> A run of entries
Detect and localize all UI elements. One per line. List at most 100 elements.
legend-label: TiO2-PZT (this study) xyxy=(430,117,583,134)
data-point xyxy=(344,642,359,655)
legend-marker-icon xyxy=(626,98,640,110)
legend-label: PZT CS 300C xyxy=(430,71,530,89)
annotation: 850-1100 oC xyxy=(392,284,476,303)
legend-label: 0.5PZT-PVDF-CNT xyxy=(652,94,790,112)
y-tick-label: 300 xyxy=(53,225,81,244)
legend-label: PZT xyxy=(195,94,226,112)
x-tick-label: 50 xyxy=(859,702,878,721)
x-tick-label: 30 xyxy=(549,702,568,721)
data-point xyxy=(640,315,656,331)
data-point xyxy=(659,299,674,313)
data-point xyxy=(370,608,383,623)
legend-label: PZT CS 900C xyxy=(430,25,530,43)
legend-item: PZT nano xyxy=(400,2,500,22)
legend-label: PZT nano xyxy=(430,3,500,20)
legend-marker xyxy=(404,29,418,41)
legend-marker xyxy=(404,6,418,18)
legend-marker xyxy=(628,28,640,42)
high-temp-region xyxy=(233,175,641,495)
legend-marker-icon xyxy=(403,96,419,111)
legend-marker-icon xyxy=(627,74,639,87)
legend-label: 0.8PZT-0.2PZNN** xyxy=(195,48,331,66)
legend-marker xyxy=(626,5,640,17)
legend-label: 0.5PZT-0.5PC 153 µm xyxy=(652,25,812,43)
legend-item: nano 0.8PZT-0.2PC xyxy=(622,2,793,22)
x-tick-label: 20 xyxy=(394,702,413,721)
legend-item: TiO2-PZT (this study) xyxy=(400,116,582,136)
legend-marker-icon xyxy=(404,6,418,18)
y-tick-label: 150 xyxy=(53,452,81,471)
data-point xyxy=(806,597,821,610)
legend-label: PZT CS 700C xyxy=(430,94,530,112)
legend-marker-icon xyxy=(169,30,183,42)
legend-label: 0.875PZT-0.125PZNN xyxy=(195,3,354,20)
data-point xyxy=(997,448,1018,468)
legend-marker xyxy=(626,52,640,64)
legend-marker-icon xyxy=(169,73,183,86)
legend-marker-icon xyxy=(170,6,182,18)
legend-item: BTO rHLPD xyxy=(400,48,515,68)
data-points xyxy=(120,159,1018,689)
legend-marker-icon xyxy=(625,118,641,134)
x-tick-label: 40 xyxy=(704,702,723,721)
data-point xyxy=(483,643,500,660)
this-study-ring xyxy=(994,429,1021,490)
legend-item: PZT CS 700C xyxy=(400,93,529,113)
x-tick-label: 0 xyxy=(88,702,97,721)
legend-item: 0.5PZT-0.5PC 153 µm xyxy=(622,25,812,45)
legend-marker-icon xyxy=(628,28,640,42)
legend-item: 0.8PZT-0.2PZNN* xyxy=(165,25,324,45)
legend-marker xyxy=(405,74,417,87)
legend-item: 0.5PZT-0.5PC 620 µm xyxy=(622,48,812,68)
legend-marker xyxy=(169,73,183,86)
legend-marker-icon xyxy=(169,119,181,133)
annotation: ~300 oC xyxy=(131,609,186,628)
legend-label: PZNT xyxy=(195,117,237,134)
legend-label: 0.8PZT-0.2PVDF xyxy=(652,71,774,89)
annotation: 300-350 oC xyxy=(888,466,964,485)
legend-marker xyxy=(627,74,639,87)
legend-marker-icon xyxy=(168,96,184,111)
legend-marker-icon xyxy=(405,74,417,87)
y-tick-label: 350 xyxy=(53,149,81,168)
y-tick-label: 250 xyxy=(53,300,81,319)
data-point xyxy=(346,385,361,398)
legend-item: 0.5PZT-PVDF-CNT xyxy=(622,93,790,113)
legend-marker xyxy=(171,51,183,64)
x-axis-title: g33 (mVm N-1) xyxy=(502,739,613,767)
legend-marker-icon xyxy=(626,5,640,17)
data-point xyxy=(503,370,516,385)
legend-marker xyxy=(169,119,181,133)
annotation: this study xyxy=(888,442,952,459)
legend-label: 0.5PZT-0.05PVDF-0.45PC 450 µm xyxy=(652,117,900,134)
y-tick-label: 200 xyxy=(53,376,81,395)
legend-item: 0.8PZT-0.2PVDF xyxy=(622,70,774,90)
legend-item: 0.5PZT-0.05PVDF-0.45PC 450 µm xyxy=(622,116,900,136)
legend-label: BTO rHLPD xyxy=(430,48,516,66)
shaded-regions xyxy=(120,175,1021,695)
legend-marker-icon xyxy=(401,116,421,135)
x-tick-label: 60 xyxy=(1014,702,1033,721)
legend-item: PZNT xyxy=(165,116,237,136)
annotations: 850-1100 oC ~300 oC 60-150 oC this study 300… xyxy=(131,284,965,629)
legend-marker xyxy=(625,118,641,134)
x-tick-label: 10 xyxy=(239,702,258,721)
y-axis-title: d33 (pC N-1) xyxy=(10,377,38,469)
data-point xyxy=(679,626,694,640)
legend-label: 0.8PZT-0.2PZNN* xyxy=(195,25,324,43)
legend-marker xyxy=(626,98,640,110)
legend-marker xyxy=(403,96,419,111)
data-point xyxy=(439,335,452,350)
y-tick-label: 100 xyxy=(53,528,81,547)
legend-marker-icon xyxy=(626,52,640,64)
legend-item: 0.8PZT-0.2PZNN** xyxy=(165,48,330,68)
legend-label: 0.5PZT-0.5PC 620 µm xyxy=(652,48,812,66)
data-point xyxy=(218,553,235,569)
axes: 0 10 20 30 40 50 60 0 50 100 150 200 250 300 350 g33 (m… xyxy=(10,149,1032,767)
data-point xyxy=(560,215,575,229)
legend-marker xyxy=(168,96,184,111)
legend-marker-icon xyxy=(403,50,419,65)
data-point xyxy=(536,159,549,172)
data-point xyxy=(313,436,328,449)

> DIRECTIONS
Print every one of the entries above again, word for word, without changing anything.

> EXERCISE RESULT
Detect and localize all UI elements. One per line. List at most 100 elements.
legend-label: TiO2-PZT (this study) xyxy=(430,117,583,134)
data-point xyxy=(344,642,359,655)
legend-marker-icon xyxy=(626,98,640,110)
legend-label: PZT CS 300C xyxy=(430,71,530,89)
annotation: 850-1100 oC xyxy=(392,284,476,303)
legend-label: 0.5PZT-PVDF-CNT xyxy=(652,94,790,112)
y-tick-label: 300 xyxy=(53,225,81,244)
legend-label: PZT xyxy=(195,94,226,112)
x-tick-label: 50 xyxy=(859,702,878,721)
x-tick-label: 30 xyxy=(549,702,568,721)
data-point xyxy=(640,315,656,331)
data-point xyxy=(659,299,674,313)
data-point xyxy=(370,608,383,623)
legend-label: PZT CS 900C xyxy=(430,25,530,43)
legend-item: PZT nano xyxy=(400,2,500,22)
legend-label: PZT nano xyxy=(430,3,500,20)
legend-marker xyxy=(404,29,418,41)
legend-marker xyxy=(404,6,418,18)
legend-marker xyxy=(628,28,640,42)
high-temp-region xyxy=(233,175,641,495)
legend-marker-icon xyxy=(403,96,419,111)
legend-marker-icon xyxy=(627,74,639,87)
legend-label: 0.8PZT-0.2PZNN** xyxy=(195,48,331,66)
legend-marker xyxy=(626,5,640,17)
legend-label: 0.5PZT-0.5PC 153 µm xyxy=(652,25,812,43)
legend-item: nano 0.8PZT-0.2PC xyxy=(622,2,793,22)
x-tick-label: 20 xyxy=(394,702,413,721)
legend-item: TiO2-PZT (this study) xyxy=(400,116,582,136)
legend-marker-icon xyxy=(404,6,418,18)
y-tick-label: 150 xyxy=(53,452,81,471)
data-point xyxy=(806,597,821,610)
legend-label: PZT CS 700C xyxy=(430,94,530,112)
legend-marker-icon xyxy=(169,30,183,42)
legend-label: 0.875PZT-0.125PZNN xyxy=(195,3,354,20)
data-point xyxy=(997,448,1018,468)
legend-marker xyxy=(626,52,640,64)
legend-marker-icon xyxy=(169,73,183,86)
legend-marker-icon xyxy=(170,6,182,18)
legend-item: BTO rHLPD xyxy=(400,48,515,68)
data-points xyxy=(120,159,1018,689)
legend-marker-icon xyxy=(625,118,641,134)
x-tick-label: 40 xyxy=(704,702,723,721)
data-point xyxy=(483,643,500,660)
this-study-ring xyxy=(994,429,1021,490)
legend-item: PZT CS 700C xyxy=(400,93,529,113)
x-tick-label: 0 xyxy=(88,702,97,721)
legend-item: 0.5PZT-0.5PC 153 µm xyxy=(622,25,812,45)
legend-marker-icon xyxy=(628,28,640,42)
legend-item: 0.8PZT-0.2PZNN* xyxy=(165,25,324,45)
legend-marker xyxy=(405,74,417,87)
legend-item: 0.5PZT-0.5PC 620 µm xyxy=(622,48,812,68)
legend-marker xyxy=(169,73,183,86)
legend-marker-icon xyxy=(169,119,181,133)
annotation: ~300 oC xyxy=(131,609,186,628)
legend-label: PZNT xyxy=(195,117,237,134)
legend-label: 0.8PZT-0.2PVDF xyxy=(652,71,774,89)
annotation: 300-350 oC xyxy=(888,466,964,485)
legend-marker xyxy=(627,74,639,87)
legend-marker-icon xyxy=(168,96,184,111)
legend-marker-icon xyxy=(405,74,417,87)
y-tick-label: 350 xyxy=(53,149,81,168)
y-tick-label: 250 xyxy=(53,300,81,319)
data-point xyxy=(346,385,361,398)
legend-item: 0.5PZT-PVDF-CNT xyxy=(622,93,790,113)
legend-marker xyxy=(171,51,183,64)
x-axis-title: g33 (mVm N-1) xyxy=(502,739,613,767)
legend-marker-icon xyxy=(626,5,640,17)
data-point xyxy=(503,370,516,385)
legend-marker xyxy=(169,119,181,133)
annotation: this study xyxy=(888,442,952,459)
legend-label: 0.5PZT-0.05PVDF-0.45PC 450 µm xyxy=(652,117,900,134)
y-tick-label: 200 xyxy=(53,376,81,395)
legend-item: 0.8PZT-0.2PVDF xyxy=(622,70,774,90)
legend-item: 0.5PZT-0.05PVDF-0.45PC 450 µm xyxy=(622,116,900,136)
legend-label: BTO rHLPD xyxy=(430,48,516,66)
shaded-regions xyxy=(120,175,1021,695)
legend-marker-icon xyxy=(401,116,421,135)
x-tick-label: 60 xyxy=(1014,702,1033,721)
legend-item: PZNT xyxy=(165,116,237,136)
annotations: 850-1100 oC ~300 oC 60-150 oC this study 300… xyxy=(131,284,965,629)
legend-marker xyxy=(625,118,641,134)
x-tick-label: 10 xyxy=(239,702,258,721)
y-axis-title: d33 (pC N-1) xyxy=(10,377,38,469)
data-point xyxy=(679,626,694,640)
legend-label: 0.8PZT-0.2PZNN* xyxy=(195,25,324,43)
legend-marker xyxy=(626,98,640,110)
legend-marker xyxy=(403,96,419,111)
data-point xyxy=(439,335,452,350)
y-tick-label: 100 xyxy=(53,528,81,547)
legend-marker-icon xyxy=(626,52,640,64)
legend-item: 0.8PZT-0.2PZNN** xyxy=(165,48,330,68)
legend-label: 0.5PZT-0.5PC 620 µm xyxy=(652,48,812,66)
data-point xyxy=(218,553,235,569)
axes: 0 10 20 30 40 50 60 0 50 100 150 200 250 300 350 g33 (m… xyxy=(10,149,1032,767)
data-point xyxy=(560,215,575,229)
legend-marker xyxy=(168,96,184,111)
legend-marker-icon xyxy=(403,50,419,65)
data-point xyxy=(536,159,549,172)
data-point xyxy=(313,436,328,449)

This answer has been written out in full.